- Objective:
Extract the lines that carry the string "close" from the listing.

(Saved entries)

■ ■ ■

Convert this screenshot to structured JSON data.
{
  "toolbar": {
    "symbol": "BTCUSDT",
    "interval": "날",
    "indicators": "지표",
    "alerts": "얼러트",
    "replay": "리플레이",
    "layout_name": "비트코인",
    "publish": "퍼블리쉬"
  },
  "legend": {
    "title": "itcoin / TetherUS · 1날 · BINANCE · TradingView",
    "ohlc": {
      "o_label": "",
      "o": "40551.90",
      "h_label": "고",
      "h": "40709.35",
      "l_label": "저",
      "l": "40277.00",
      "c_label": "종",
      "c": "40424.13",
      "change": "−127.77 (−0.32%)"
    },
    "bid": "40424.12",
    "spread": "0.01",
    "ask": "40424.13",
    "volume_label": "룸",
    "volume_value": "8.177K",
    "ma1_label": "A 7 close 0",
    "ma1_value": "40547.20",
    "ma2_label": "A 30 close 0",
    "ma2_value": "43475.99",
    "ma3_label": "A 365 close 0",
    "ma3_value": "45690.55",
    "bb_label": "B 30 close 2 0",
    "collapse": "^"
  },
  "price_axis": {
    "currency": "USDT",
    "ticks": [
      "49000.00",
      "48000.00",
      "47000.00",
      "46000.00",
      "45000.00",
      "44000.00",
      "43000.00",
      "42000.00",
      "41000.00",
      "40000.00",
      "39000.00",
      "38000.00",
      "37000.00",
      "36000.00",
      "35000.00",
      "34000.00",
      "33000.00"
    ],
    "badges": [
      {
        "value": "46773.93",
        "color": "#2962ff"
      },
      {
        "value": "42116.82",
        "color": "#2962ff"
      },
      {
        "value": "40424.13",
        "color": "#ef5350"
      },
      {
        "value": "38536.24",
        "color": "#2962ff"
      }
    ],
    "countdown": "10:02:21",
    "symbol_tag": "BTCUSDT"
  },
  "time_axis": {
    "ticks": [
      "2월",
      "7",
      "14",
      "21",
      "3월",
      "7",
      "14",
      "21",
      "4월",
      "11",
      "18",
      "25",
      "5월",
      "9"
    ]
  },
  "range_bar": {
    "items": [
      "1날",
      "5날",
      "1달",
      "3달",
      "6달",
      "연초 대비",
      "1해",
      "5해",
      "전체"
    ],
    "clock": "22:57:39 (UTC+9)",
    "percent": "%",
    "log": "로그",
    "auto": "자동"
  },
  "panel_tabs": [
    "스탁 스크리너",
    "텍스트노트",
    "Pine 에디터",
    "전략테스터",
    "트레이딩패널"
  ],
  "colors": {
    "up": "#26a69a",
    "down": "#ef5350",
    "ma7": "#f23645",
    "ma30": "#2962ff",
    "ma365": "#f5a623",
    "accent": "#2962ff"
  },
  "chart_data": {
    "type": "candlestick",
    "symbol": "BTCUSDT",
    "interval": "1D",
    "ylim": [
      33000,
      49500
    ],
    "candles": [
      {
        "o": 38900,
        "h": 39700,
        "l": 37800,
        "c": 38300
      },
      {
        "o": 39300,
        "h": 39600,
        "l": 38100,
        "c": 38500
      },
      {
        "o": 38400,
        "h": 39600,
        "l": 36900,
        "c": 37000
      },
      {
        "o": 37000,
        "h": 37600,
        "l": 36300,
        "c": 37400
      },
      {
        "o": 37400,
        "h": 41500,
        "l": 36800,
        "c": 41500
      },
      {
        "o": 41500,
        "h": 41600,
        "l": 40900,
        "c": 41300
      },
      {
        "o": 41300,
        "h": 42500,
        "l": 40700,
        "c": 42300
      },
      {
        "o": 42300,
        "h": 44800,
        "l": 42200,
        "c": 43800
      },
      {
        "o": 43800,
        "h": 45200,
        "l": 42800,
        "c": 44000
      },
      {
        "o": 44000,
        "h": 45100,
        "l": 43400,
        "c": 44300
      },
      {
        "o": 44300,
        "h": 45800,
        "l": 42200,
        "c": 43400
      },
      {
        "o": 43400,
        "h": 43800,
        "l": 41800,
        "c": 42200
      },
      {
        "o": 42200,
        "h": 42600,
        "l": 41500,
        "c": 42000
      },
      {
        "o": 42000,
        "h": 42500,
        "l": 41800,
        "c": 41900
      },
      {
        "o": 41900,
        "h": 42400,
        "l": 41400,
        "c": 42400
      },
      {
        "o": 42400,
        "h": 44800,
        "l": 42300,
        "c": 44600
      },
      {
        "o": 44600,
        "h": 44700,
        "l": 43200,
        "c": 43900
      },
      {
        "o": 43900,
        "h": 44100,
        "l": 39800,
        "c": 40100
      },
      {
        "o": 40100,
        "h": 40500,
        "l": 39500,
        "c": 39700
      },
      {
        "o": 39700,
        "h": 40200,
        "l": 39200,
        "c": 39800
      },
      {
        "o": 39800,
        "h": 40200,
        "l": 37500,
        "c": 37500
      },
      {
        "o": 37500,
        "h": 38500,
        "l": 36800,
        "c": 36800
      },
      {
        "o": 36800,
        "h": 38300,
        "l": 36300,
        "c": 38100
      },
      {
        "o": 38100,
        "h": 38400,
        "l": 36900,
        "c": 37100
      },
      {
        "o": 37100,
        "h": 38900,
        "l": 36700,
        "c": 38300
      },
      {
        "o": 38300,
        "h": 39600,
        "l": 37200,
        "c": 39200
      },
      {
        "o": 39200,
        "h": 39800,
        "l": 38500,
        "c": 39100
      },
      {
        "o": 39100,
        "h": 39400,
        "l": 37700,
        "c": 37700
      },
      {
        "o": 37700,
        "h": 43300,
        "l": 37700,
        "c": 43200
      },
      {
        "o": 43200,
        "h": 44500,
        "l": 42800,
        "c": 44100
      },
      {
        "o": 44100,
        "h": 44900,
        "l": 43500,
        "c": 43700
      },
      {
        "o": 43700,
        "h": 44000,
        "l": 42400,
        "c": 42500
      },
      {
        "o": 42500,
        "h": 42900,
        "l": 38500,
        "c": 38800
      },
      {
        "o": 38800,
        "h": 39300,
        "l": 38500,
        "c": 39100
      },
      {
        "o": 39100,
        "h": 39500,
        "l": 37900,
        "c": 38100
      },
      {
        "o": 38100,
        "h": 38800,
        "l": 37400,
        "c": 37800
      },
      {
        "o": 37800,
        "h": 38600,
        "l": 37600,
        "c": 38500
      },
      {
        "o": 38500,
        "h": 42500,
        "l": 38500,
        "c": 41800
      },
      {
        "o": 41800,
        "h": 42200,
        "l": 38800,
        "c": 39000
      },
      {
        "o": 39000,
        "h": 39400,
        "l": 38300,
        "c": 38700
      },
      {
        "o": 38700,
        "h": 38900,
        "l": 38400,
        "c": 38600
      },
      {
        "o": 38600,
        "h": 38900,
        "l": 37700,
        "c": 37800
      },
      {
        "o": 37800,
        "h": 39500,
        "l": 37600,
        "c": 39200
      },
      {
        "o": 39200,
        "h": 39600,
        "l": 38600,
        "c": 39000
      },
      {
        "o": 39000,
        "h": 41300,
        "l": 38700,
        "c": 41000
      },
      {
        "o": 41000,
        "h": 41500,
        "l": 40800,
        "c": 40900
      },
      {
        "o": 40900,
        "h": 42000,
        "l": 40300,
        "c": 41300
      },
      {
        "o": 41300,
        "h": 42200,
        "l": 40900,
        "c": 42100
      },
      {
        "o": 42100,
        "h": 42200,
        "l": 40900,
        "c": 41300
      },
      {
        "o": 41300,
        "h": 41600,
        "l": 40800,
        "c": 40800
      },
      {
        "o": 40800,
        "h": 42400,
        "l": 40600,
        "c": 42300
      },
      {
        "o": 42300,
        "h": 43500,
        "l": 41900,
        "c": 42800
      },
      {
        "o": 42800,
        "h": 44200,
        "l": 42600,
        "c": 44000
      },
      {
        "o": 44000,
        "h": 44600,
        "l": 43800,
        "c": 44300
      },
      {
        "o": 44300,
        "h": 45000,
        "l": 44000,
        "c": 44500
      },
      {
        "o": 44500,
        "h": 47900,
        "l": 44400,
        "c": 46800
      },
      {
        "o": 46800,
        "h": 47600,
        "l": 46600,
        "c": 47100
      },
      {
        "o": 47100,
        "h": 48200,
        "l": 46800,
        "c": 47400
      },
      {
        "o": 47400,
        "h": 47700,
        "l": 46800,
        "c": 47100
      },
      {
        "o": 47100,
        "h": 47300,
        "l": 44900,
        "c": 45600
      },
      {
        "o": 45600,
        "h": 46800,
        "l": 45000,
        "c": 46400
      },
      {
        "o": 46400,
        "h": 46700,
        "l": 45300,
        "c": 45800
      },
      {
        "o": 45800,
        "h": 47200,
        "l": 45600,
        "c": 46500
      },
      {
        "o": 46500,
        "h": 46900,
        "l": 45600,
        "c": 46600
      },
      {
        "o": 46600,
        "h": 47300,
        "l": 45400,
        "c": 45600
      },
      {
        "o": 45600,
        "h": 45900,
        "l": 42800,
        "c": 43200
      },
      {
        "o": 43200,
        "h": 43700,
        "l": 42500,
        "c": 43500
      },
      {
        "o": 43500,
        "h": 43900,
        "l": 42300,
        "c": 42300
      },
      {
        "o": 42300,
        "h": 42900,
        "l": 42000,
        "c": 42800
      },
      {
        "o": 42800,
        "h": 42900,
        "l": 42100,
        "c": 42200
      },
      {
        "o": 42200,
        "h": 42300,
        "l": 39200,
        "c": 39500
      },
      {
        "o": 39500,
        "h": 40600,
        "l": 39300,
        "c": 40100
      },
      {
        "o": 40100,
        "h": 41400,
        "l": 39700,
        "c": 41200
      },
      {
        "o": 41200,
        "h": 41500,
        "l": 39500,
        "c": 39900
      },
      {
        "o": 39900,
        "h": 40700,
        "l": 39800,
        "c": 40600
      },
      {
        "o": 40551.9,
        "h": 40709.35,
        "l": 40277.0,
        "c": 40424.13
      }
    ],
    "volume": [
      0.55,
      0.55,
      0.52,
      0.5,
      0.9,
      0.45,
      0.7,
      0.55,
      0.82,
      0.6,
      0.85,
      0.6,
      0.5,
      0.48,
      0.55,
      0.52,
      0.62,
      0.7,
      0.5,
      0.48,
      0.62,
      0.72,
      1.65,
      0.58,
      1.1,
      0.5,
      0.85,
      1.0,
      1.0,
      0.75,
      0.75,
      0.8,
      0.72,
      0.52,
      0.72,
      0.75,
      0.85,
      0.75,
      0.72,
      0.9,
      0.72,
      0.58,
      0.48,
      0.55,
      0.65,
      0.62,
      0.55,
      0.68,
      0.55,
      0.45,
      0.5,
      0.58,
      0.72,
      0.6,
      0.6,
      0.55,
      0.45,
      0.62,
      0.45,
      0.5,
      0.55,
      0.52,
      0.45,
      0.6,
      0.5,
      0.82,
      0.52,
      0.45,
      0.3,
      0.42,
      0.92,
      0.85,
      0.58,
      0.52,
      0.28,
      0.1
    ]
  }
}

■ ■ ■

- Written answer:
    "ma1_label": "A 7 close 0",
    "ma2_label": "A 30 close 0",
    "ma3_label": "A 365 close 0",
    "bb_label": "B 30 close 2 0",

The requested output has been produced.